Texto fornecido =>

Tá bom, tá bom, minha trovinha não chega aos pés da que anunciava o Rum Creosotado* dentro do bonde lotado que fazia a volta no Tabuleiro da Baiana (terminal que ficava onde hoje está o Edifício Avenida Central). Desculpem, não resisti à tentação de relembrar algo que, como a imensa maioria, só conheci de relatos, filmes e escritos. Mas o fato é que o bonde está muito ligado à história do Rio, desde quando, puxado por burros, começou a ligar os bairros na segunda metade do século XIX – a primeira linha foi inaugurada aqui em 1859, quando apenas a França contava com esse tipo de transporte, então moderníssimo. Dessa época, até o início de sua extinção nos anos 1950, era difícil pensar no Rio sem lembrar deles. As últimas linhas foram extintas em 1964 - com exceção das duas que sobreviveram no bairro de Santa Teresa.
 

Bonde no Rio de Janeiro, anos 1930Foto: bondesrio.com

 

Não vou me alongar com essa história aqui. Quem quiser saber mais sobre a saga dos bondes cariocas, recomendo que visite o incrível site www.bondesrio.com/. O motivo deste post é mais específico: a difícil convivência entre pedestres, bondes, carros e ônibus. Aliás, não por acaso, há poucos dias registramos o primeiro acidente entre um ônibus – que, pelo que apurei, furou um sinal fechado – e um VLT (na foto abaixo), exemplificando de forma prática e dramática o que abordo aqui.
 

Acidente com um VLT no Centro do Rio

Diferentemente dos pedestres, carros e ônibus (e bicicletas, caminhões, motos...), os bondes só podem circular presos sobre seus trilhos. Sei que isso soa mais óbvio que água molhada, mas esse pequeno detalhe é o que torna, ao mesmo tempo, esse tipo de veículo tão seguro e tão limitado em termos de trânsito. Para que ele seja viável (e seguro), é preciso que tenha total prioridade de circulação. Ou seja, em seus trilhos, ele deve ser o rei e senhor absoluto, tendo, por exemplo, preferência em cruzamentos, que devem estar sempre desempedidos para ele quando a sinalização assim o indicar.

 

VLT ou bonde em Gotemburgo, Suécia
 

Cruzamentos desempedidos? É, você tem toda razão, isso é algo que soa como um poema em grego arcaico para muitos motoristas cariocas, especialmente os de ônibus na hora do rush. E explica o que provavelmente aconteceu nesse primeiro acidente da semana passada. Falo um pouco sobre isso neste vídeo que o mestre Elcio Braga gravou comigo aqui para o (jornal) O Globo.

Linhas armazenadas =>

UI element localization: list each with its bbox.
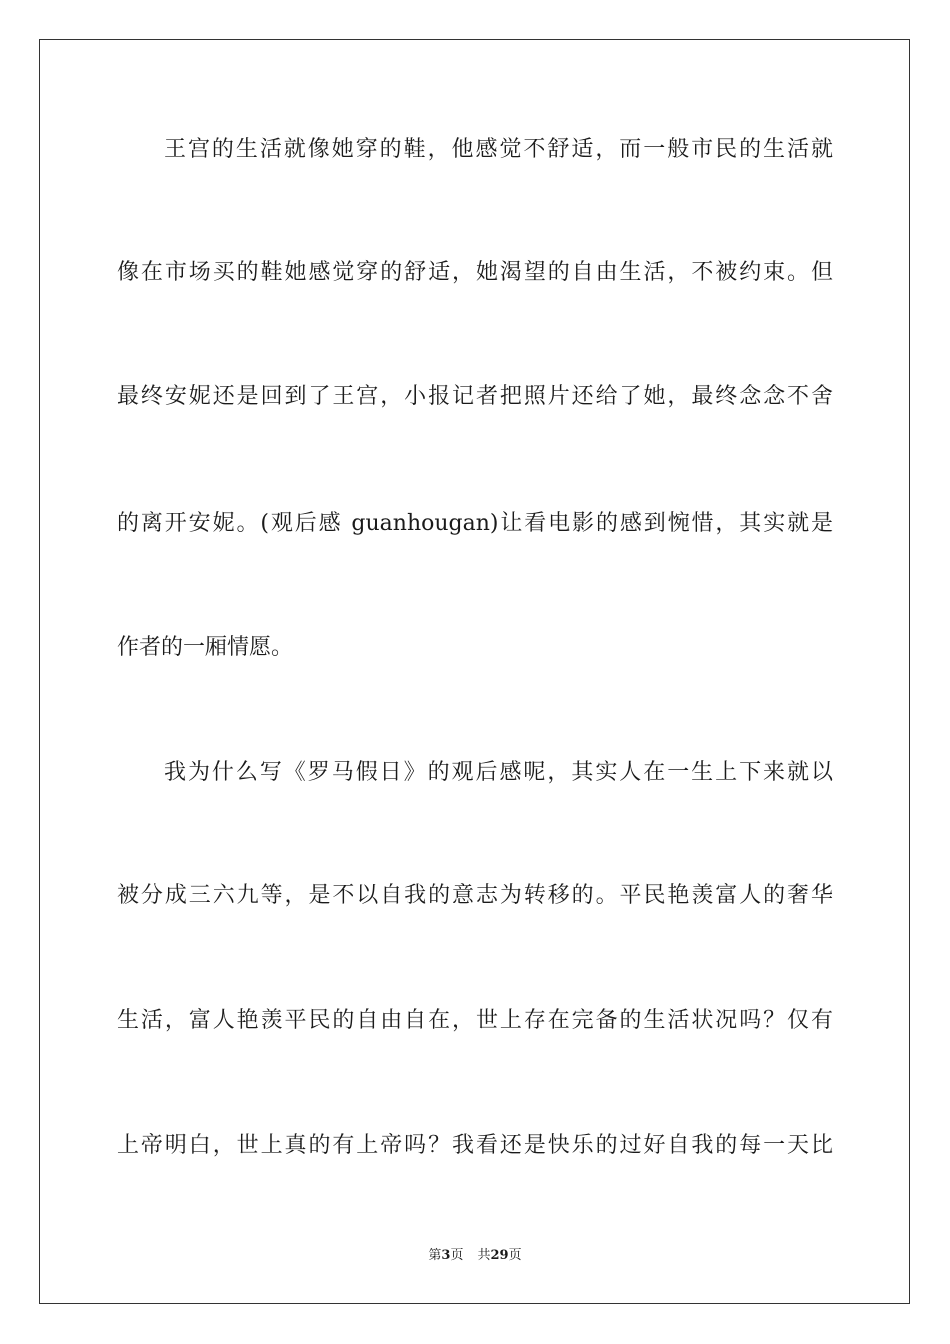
paragraph-line: 被分成三六九等，是不以自我的意志为转移的。平民艳羡富人的奢华 [117, 883, 833, 908]
total-prefix: 共 [477, 1248, 491, 1263]
total-suffix: 页 [508, 1248, 522, 1263]
page-number: 3 [441, 1248, 451, 1263]
paragraph-line: 上帝明白，世上真的有上帝吗？我看还是快乐的过好自我的每一天比 [117, 1133, 833, 1158]
paragraph-line: 的离开安妮。(观后感 guanhougan)让看电影的感到惋惜，其实就是 [117, 511, 833, 536]
paragraph-line: 生活，富人艳羡平民的自由自在，世上存在完备的生活状况吗？仅有 [117, 1008, 833, 1033]
paragraph-line: 作者的一厢情愿。 [117, 635, 294, 660]
page-border [39, 39, 910, 1304]
page-suffix: 页 [450, 1248, 464, 1263]
paragraph-line: 王宫的生活就像她穿的鞋，他感觉不舒适，而一般市民的生活就 [164, 137, 833, 162]
total-pages: 29 [490, 1248, 509, 1263]
page-prefix: 第 [428, 1248, 442, 1263]
page-footer [0, 1247, 950, 1265]
paragraph-line: 我为什么写《罗马假日》的观后感呢，其实人在一生上下来就以 [164, 760, 833, 785]
paragraph-line: 最终安妮还是回到了王宫，小报记者把照片还给了她，最终念念不舍 [117, 384, 833, 409]
paragraph-line: 像在市场买的鞋她感觉穿的舒适，她渴望的自由生活，不被约束。但 [117, 260, 833, 285]
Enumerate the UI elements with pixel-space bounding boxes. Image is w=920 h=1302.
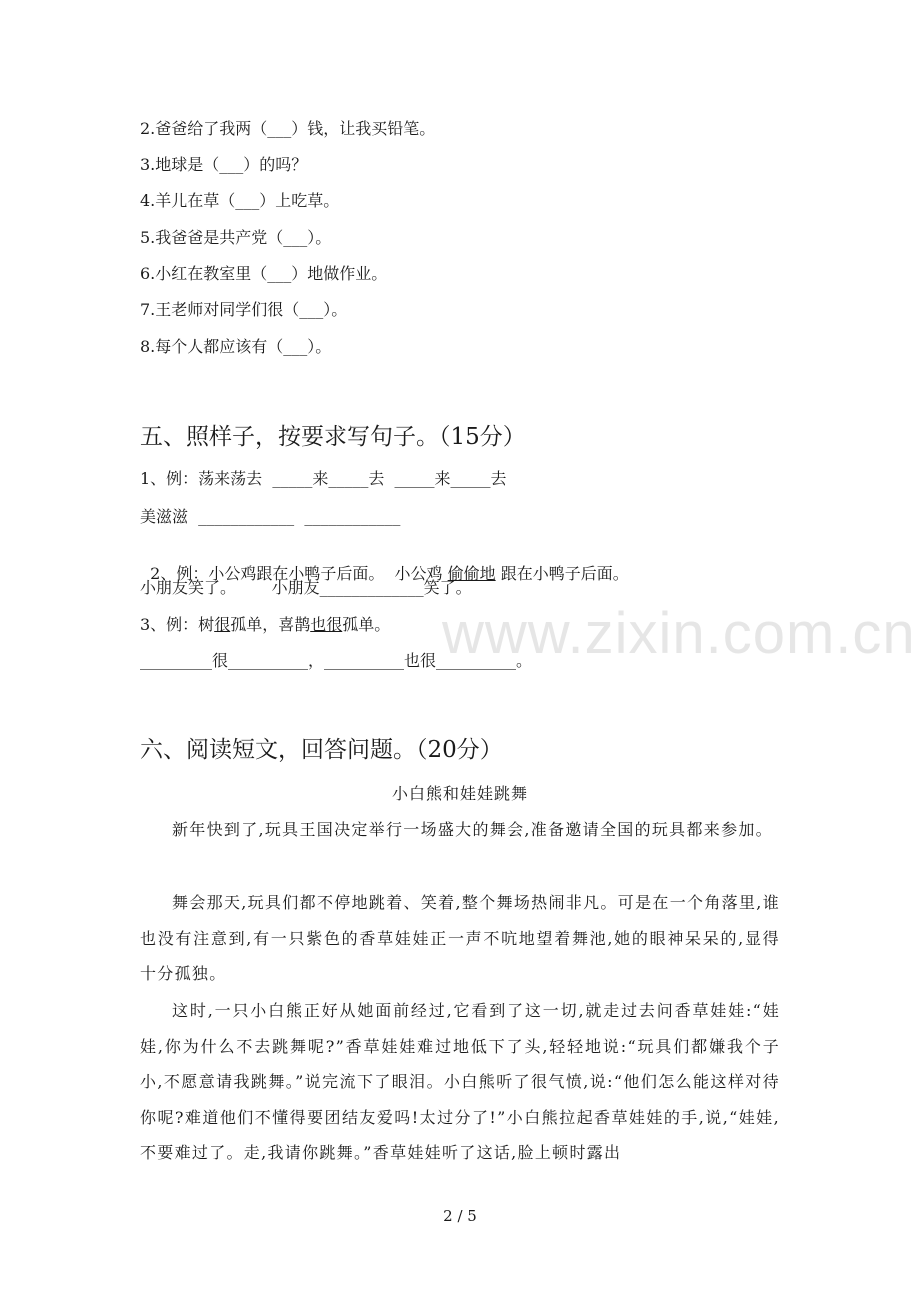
example-3-underlined-2: 也很 — [310, 615, 343, 634]
example-2-text-a: 2、例：小公鸡跟在小鸭子后面。 小公鸡 — [150, 564, 448, 583]
watermark: www.zixin.com.cn — [442, 601, 916, 666]
fill-item-3: 3.地球是（___）的吗？ — [140, 155, 308, 174]
section-5-example-1: 1、例：荡来荡去 _____来_____去 _____来_____去 — [140, 469, 507, 488]
section-5-example-3 — [140, 614, 390, 636]
example-2-underlined-word: 偷偷地 — [447, 564, 496, 583]
section-5-heading: 五、照样子，按要求写句子。（15分） — [140, 424, 526, 450]
reading-paragraph-2: 舞会那天,玩具们都不停地跳着、笑着,整个舞场热闹非凡。可是在一个角落里,谁也没有注意到,有一只紫色的香草娃娃正一声不吭地望着舞池,她的眼神呆呆的,显得十分孤独。 — [140, 893, 780, 983]
example-3-text-b: 孤单，喜鹊 — [230, 615, 311, 634]
fill-item-7: 7.王老师对同学们很（___）。 — [140, 300, 348, 319]
fill-item-6: 6.小红在教室里（___）地做作业。 — [140, 264, 388, 283]
section-5-example-1-task: 美滋滋 ____________ ____________ — [140, 507, 401, 526]
reading-paragraph-3: 这时,一只小白熊正好从她面前经过,它看到了这一切,就走过去问香草娃娃:“娃娃,你为什么不去跳舞呢?”香草娃娃难过地低下了头,轻轻地说:“玩具们都嫌我个子小,不愿意请我跳舞。”说完流下了眼泪。小白熊听了很气愤,说:“他们怎么能这样对待你呢?难道他们不懂得要团结友爱吗!太过分了!”小白熊拉起香草娃娃的手,说,“娃娃,不要难过了。走,我请你跳舞。”香草娃娃听了这话,脸上顿时露出 — [140, 1001, 780, 1162]
fill-item-4: 4.羊儿在草（___）上吃草。 — [140, 191, 340, 210]
example-3-underlined-1: 很 — [214, 615, 231, 634]
example-3-text-c: 孤单。 — [342, 615, 391, 634]
fill-item-2: 2.爸爸给了我两（___）钱，让我买铅笔。 — [140, 119, 436, 138]
section-5-example-2-task: 小朋友笑了。 小朋友_____________笑了。 — [140, 578, 472, 597]
reading-title: 小白熊和娃娃跳舞 — [391, 784, 528, 803]
section-5-example-3-task: _________很__________，__________也很__________。 — [140, 651, 533, 670]
fill-item-8: 8.每个人都应该有（___）。 — [140, 337, 332, 356]
reading-paragraph-1: 新年快到了,玩具王国决定举行一场盛大的舞会,准备邀请全国的玩具都来参加。 — [172, 820, 773, 839]
page-number: 2 / 5 — [443, 1207, 477, 1225]
fill-item-5: 5.我爸爸是共产党（___）。 — [140, 228, 332, 247]
example-3-text-a: 3、例：树 — [140, 615, 215, 634]
example-2-text-b: 跟在小鸭子后面。 — [495, 564, 629, 583]
section-6-heading: 六、阅读短文，回答问题。（20分） — [140, 737, 503, 763]
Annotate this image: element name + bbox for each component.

Exercícios =>
A - Responda, com base no texto sobre os bondes do Rio:
(i) Em que ano foi inaugurada a primeira linha de bonde no Rio?
(ii) Em que bairro sobreviveram as duas linhas que não foram extintas em 1964?
(iii) O que, segundo o autor apurou, o ônibus fez antes de se envolver no acidente com o VLT?
B - No texto sobre os bondes do Rio, troque "trilhos" por "carris" e reescreva o trecho que vai de "Diferentemente dos pedestres, carros" até "assim o indicar.", inclusive.

Respostas em ordem =>
A -
(i) Em 1859.
(ii) No bairro de Santa Teresa.
(iii) Furou um sinal fechado.

B -
Diferentemente dos pedestres, carros e ônibus (e bicicletas, caminhões, motos...), os bondes só podem circular presos sobre seus carris. Sei que isso soa mais óbvio que água molhada, mas esse pequeno detalhe é o que torna, ao mesmo tempo, esse tipo de veículo tão seguro e tão limitado em termos de trânsito. Para que ele seja viável (e seguro), é preciso que tenha total prioridade de circulação. Ou seja, em seus carris, ele deve ser o rei e senhor absoluto, tendo, por exemplo, preferência em cruzamentos, que devem estar sempre desempedidos para ele quando a sinalização assim o indicar.